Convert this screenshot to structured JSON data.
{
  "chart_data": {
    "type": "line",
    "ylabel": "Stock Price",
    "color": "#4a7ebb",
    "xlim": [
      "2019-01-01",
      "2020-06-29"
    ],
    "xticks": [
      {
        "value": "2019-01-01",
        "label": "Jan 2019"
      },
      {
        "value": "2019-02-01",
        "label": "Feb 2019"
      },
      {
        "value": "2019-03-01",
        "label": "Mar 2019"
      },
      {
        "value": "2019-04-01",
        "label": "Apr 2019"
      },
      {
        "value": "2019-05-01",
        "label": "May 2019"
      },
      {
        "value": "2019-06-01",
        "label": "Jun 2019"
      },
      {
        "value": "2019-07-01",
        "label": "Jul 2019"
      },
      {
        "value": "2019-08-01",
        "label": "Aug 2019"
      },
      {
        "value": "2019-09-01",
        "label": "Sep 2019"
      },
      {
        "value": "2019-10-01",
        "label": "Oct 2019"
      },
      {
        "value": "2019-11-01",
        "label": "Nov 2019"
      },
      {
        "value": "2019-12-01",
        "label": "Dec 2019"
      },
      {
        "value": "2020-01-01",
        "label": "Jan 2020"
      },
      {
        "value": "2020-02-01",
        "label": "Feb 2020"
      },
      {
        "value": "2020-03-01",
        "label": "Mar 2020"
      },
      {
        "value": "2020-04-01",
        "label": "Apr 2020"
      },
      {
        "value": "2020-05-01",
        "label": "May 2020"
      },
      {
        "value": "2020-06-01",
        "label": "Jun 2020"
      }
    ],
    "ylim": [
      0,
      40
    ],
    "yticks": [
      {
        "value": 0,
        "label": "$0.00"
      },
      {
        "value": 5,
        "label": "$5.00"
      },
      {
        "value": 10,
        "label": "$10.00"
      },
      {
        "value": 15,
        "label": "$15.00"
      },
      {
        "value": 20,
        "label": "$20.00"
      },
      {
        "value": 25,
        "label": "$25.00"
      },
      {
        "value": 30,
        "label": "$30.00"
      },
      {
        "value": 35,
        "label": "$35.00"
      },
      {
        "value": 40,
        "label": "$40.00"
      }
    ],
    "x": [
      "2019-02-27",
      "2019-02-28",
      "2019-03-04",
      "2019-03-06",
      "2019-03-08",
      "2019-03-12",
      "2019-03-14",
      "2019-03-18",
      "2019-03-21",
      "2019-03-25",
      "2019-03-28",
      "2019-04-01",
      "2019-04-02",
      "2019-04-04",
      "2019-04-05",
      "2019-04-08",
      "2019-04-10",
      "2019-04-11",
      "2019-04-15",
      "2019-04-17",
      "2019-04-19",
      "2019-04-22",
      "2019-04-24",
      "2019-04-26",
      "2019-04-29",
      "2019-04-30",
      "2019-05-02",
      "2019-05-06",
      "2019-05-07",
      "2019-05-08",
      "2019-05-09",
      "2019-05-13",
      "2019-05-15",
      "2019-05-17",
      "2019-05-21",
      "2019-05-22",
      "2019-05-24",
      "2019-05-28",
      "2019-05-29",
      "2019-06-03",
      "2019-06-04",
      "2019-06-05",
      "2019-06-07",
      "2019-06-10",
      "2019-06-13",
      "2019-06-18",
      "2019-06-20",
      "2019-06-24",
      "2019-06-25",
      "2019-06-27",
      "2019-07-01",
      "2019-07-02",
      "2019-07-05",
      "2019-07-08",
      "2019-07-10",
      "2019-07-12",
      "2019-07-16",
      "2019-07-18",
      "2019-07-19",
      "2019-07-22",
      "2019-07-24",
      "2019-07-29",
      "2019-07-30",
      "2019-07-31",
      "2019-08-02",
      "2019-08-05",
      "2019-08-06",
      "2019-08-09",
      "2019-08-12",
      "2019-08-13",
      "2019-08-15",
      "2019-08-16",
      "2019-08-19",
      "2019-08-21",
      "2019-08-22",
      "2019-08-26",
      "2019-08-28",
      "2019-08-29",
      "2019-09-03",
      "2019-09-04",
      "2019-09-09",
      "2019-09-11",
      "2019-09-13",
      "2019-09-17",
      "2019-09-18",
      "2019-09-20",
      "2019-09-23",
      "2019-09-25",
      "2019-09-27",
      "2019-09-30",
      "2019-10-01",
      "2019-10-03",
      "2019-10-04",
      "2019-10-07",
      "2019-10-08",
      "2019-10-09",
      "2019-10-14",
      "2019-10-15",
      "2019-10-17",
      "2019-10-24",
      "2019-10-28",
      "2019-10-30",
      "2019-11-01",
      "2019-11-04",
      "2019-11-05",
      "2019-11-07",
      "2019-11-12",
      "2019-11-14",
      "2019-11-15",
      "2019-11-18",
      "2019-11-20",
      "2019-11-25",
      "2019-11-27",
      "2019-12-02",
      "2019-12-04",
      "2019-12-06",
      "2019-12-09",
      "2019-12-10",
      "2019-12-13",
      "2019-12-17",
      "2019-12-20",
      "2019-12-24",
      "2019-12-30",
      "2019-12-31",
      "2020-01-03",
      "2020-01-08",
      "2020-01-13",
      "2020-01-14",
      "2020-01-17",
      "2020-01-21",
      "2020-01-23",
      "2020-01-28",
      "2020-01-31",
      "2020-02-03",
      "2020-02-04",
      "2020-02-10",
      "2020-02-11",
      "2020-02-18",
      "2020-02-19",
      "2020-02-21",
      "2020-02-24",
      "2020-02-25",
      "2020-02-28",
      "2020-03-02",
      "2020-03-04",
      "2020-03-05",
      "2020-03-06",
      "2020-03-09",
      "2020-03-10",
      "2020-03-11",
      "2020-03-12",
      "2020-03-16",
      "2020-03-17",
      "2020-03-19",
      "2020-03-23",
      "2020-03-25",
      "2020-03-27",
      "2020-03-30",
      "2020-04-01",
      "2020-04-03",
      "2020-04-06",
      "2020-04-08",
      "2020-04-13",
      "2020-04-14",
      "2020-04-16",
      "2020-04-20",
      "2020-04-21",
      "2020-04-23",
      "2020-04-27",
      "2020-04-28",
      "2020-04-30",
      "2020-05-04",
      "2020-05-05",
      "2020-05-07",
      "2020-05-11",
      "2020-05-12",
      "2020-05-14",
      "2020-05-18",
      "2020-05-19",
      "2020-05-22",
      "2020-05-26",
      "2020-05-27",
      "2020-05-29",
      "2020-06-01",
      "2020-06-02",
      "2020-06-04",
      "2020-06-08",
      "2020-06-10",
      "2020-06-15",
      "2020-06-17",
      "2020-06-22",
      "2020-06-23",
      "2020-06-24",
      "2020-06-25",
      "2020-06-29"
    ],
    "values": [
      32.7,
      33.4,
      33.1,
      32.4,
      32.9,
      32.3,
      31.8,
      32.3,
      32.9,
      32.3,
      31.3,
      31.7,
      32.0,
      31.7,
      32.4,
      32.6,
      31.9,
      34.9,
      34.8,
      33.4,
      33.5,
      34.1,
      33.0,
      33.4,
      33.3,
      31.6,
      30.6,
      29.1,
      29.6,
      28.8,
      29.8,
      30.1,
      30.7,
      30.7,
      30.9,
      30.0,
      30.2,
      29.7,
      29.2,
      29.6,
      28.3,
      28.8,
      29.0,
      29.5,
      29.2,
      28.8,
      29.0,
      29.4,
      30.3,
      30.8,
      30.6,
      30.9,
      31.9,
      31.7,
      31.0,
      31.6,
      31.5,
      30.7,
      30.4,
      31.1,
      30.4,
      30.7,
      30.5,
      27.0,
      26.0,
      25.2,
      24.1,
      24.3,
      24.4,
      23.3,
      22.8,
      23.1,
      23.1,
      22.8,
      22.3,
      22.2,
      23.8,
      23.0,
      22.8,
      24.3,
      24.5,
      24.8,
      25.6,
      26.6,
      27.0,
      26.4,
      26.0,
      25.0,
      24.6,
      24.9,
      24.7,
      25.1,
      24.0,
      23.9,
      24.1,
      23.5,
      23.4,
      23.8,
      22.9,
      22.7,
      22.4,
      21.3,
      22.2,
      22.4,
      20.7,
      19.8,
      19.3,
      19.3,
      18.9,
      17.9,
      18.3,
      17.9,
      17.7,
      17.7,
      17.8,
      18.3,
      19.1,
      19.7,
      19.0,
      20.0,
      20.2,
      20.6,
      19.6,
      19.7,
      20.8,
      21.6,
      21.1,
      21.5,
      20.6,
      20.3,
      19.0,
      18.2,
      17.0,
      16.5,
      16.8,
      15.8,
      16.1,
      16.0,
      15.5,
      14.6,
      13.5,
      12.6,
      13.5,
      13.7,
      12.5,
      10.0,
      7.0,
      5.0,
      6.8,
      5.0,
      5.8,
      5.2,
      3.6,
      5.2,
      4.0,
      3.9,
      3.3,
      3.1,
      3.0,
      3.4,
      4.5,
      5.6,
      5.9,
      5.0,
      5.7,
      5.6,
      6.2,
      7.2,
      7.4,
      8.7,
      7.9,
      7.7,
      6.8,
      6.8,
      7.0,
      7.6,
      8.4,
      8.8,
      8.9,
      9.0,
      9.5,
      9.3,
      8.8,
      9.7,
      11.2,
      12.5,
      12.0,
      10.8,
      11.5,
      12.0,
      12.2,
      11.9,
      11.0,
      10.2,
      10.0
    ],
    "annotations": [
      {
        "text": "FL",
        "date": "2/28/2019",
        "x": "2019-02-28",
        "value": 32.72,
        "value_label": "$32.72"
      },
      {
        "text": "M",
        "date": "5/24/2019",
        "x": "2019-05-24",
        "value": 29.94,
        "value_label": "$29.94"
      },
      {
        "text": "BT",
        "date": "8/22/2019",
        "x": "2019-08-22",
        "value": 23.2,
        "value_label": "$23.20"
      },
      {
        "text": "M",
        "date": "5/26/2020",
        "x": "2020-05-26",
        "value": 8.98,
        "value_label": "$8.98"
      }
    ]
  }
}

--*--

Exercise task: In the lines above, locate the string "date". Copy every line where it occurs.

Solution to the problem:
        "date": "2/28/2019",
        "date": "5/24/2019",
        "date": "8/22/2019",
        "date": "5/26/2020",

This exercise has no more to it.